━━ SOURCE DATA
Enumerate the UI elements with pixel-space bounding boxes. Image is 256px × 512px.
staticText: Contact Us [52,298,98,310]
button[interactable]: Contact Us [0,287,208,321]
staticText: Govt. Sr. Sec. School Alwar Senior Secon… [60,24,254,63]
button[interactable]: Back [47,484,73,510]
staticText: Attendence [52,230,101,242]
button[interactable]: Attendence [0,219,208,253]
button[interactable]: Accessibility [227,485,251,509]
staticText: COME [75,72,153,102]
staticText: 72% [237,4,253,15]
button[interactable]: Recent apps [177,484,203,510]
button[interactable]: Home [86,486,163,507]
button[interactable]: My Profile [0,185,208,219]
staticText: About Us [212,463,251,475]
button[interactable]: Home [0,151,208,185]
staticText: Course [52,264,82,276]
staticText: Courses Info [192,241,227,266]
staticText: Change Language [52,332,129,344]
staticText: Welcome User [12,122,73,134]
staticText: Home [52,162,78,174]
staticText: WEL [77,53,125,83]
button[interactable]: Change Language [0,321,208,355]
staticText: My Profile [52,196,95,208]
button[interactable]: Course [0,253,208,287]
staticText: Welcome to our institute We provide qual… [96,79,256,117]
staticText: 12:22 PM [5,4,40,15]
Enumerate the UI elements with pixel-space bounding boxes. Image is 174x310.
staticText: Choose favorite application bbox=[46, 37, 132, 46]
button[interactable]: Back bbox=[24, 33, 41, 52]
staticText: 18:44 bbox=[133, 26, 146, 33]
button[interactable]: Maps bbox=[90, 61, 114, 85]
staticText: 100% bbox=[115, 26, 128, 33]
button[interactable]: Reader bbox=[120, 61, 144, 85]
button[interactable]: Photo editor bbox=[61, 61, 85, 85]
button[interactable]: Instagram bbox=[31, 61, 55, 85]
━━━━
Pull out every line in the items above that contains the word "boxes".

Enumerate the UI elements with pixel-space bounding boxes. Image is 256px × 512px.
Enumerate the UI elements with pixel-space bounding boxes. Image is 174x310.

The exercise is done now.